----- Data for this exercise -----

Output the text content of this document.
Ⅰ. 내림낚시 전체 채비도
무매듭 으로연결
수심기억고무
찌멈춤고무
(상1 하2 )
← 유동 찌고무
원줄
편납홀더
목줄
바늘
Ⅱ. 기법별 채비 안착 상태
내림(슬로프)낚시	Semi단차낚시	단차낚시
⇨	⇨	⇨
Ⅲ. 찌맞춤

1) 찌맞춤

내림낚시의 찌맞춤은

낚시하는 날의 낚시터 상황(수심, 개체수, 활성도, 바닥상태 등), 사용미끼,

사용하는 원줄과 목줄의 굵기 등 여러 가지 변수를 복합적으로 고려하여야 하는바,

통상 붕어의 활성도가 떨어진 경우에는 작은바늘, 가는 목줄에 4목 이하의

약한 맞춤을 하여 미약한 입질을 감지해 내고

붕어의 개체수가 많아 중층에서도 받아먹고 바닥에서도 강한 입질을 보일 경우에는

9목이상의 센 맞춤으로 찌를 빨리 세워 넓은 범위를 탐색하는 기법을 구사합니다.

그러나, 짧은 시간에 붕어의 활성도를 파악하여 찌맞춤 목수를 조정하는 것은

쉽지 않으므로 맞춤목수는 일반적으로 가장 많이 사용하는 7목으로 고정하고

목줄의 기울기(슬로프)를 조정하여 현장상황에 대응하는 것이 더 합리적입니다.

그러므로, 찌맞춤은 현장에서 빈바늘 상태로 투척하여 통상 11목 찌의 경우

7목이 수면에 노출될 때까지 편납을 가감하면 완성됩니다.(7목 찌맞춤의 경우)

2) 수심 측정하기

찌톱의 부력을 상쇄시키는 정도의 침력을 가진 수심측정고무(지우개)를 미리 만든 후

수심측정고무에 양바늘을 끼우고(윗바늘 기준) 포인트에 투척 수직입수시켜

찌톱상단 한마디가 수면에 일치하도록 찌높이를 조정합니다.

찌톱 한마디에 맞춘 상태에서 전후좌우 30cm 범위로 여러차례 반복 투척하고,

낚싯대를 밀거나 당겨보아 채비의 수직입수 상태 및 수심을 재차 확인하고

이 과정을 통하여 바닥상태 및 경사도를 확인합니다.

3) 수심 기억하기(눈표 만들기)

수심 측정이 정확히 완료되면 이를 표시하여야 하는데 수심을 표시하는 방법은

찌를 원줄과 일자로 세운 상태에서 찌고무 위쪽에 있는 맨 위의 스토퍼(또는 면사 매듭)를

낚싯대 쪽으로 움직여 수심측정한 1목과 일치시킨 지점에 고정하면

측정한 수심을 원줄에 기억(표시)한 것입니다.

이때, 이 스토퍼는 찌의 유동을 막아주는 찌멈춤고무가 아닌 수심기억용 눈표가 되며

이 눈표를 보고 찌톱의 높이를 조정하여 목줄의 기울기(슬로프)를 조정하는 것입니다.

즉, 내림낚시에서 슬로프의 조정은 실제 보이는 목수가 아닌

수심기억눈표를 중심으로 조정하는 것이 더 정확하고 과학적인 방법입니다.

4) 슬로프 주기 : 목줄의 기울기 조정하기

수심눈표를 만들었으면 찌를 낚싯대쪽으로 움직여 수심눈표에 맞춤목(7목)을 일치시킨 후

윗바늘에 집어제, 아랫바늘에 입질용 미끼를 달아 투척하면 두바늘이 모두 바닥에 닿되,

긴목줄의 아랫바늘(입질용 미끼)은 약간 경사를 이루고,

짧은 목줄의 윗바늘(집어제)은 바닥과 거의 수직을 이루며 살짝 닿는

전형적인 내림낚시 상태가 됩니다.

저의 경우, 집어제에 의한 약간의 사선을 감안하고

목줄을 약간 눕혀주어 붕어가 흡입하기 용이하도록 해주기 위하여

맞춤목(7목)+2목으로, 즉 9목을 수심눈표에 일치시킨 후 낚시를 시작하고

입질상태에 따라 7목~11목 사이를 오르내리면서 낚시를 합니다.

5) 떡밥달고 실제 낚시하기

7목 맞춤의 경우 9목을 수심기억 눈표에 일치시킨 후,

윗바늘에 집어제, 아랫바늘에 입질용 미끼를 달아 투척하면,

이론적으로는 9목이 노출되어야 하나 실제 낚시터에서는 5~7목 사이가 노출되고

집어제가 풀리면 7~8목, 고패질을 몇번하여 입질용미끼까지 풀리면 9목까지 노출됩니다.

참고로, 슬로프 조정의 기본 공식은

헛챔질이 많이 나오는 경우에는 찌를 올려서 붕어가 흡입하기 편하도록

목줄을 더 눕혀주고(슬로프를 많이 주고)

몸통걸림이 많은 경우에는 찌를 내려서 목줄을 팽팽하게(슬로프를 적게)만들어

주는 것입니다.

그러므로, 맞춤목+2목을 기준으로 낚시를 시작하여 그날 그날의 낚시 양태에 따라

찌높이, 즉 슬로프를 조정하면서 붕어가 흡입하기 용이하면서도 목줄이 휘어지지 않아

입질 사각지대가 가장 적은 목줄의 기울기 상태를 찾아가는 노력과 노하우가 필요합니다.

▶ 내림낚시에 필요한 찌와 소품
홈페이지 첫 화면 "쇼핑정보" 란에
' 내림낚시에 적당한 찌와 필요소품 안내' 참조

-----

## Work to complete
Take the listing above and write it out again exactly.

## Solution
Output the text content of this document.
Ⅰ. 내림낚시 전체 채비도
무매듭 으로연결
수심기억고무
찌멈춤고무
(상1 하2 )
← 유동 찌고무
원줄
편납홀더
목줄
바늘
Ⅱ. 기법별 채비 안착 상태
내림(슬로프)낚시	Semi단차낚시	단차낚시
⇨	⇨	⇨
Ⅲ. 찌맞춤

1) 찌맞춤

내림낚시의 찌맞춤은

낚시하는 날의 낚시터 상황(수심, 개체수, 활성도, 바닥상태 등), 사용미끼,

사용하는 원줄과 목줄의 굵기 등 여러 가지 변수를 복합적으로 고려하여야 하는바,

통상 붕어의 활성도가 떨어진 경우에는 작은바늘, 가는 목줄에 4목 이하의

약한 맞춤을 하여 미약한 입질을 감지해 내고

붕어의 개체수가 많아 중층에서도 받아먹고 바닥에서도 강한 입질을 보일 경우에는

9목이상의 센 맞춤으로 찌를 빨리 세워 넓은 범위를 탐색하는 기법을 구사합니다.

그러나, 짧은 시간에 붕어의 활성도를 파악하여 찌맞춤 목수를 조정하는 것은

쉽지 않으므로 맞춤목수는 일반적으로 가장 많이 사용하는 7목으로 고정하고

목줄의 기울기(슬로프)를 조정하여 현장상황에 대응하는 것이 더 합리적입니다.

그러므로, 찌맞춤은 현장에서 빈바늘 상태로 투척하여 통상 11목 찌의 경우

7목이 수면에 노출될 때까지 편납을 가감하면 완성됩니다.(7목 찌맞춤의 경우)

2) 수심 측정하기

찌톱의 부력을 상쇄시키는 정도의 침력을 가진 수심측정고무(지우개)를 미리 만든 후

수심측정고무에 양바늘을 끼우고(윗바늘 기준) 포인트에 투척 수직입수시켜

찌톱상단 한마디가 수면에 일치하도록 찌높이를 조정합니다.

찌톱 한마디에 맞춘 상태에서 전후좌우 30cm 범위로 여러차례 반복 투척하고,

낚싯대를 밀거나 당겨보아 채비의 수직입수 상태 및 수심을 재차 확인하고

이 과정을 통하여 바닥상태 및 경사도를 확인합니다.

3) 수심 기억하기(눈표 만들기)

수심 측정이 정확히 완료되면 이를 표시하여야 하는데 수심을 표시하는 방법은

찌를 원줄과 일자로 세운 상태에서 찌고무 위쪽에 있는 맨 위의 스토퍼(또는 면사 매듭)를

낚싯대 쪽으로 움직여 수심측정한 1목과 일치시킨 지점에 고정하면

측정한 수심을 원줄에 기억(표시)한 것입니다.

이때, 이 스토퍼는 찌의 유동을 막아주는 찌멈춤고무가 아닌 수심기억용 눈표가 되며

이 눈표를 보고 찌톱의 높이를 조정하여 목줄의 기울기(슬로프)를 조정하는 것입니다.

즉, 내림낚시에서 슬로프의 조정은 실제 보이는 목수가 아닌

수심기억눈표를 중심으로 조정하는 것이 더 정확하고 과학적인 방법입니다.

4) 슬로프 주기 : 목줄의 기울기 조정하기

수심눈표를 만들었으면 찌를 낚싯대쪽으로 움직여 수심눈표에 맞춤목(7목)을 일치시킨 후

윗바늘에 집어제, 아랫바늘에 입질용 미끼를 달아 투척하면 두바늘이 모두 바닥에 닿되,

긴목줄의 아랫바늘(입질용 미끼)은 약간 경사를 이루고,

짧은 목줄의 윗바늘(집어제)은 바닥과 거의 수직을 이루며 살짝 닿는

전형적인 내림낚시 상태가 됩니다.

저의 경우, 집어제에 의한 약간의 사선을 감안하고

목줄을 약간 눕혀주어 붕어가 흡입하기 용이하도록 해주기 위하여

맞춤목(7목)+2목으로, 즉 9목을 수심눈표에 일치시킨 후 낚시를 시작하고

입질상태에 따라 7목~11목 사이를 오르내리면서 낚시를 합니다.

5) 떡밥달고 실제 낚시하기

7목 맞춤의 경우 9목을 수심기억 눈표에 일치시킨 후,

윗바늘에 집어제, 아랫바늘에 입질용 미끼를 달아 투척하면,

이론적으로는 9목이 노출되어야 하나 실제 낚시터에서는 5~7목 사이가 노출되고

집어제가 풀리면 7~8목, 고패질을 몇번하여 입질용미끼까지 풀리면 9목까지 노출됩니다.

참고로, 슬로프 조정의 기본 공식은

헛챔질이 많이 나오는 경우에는 찌를 올려서 붕어가 흡입하기 편하도록

목줄을 더 눕혀주고(슬로프를 많이 주고)

몸통걸림이 많은 경우에는 찌를 내려서 목줄을 팽팽하게(슬로프를 적게)만들어

주는 것입니다.

그러므로, 맞춤목+2목을 기준으로 낚시를 시작하여 그날 그날의 낚시 양태에 따라

찌높이, 즉 슬로프를 조정하면서 붕어가 흡입하기 용이하면서도 목줄이 휘어지지 않아

입질 사각지대가 가장 적은 목줄의 기울기 상태를 찾아가는 노력과 노하우가 필요합니다.

▶ 내림낚시에 필요한 찌와 소품
홈페이지 첫 화면 "쇼핑정보" 란에
' 내림낚시에 적당한 찌와 필요소품 안내' 참조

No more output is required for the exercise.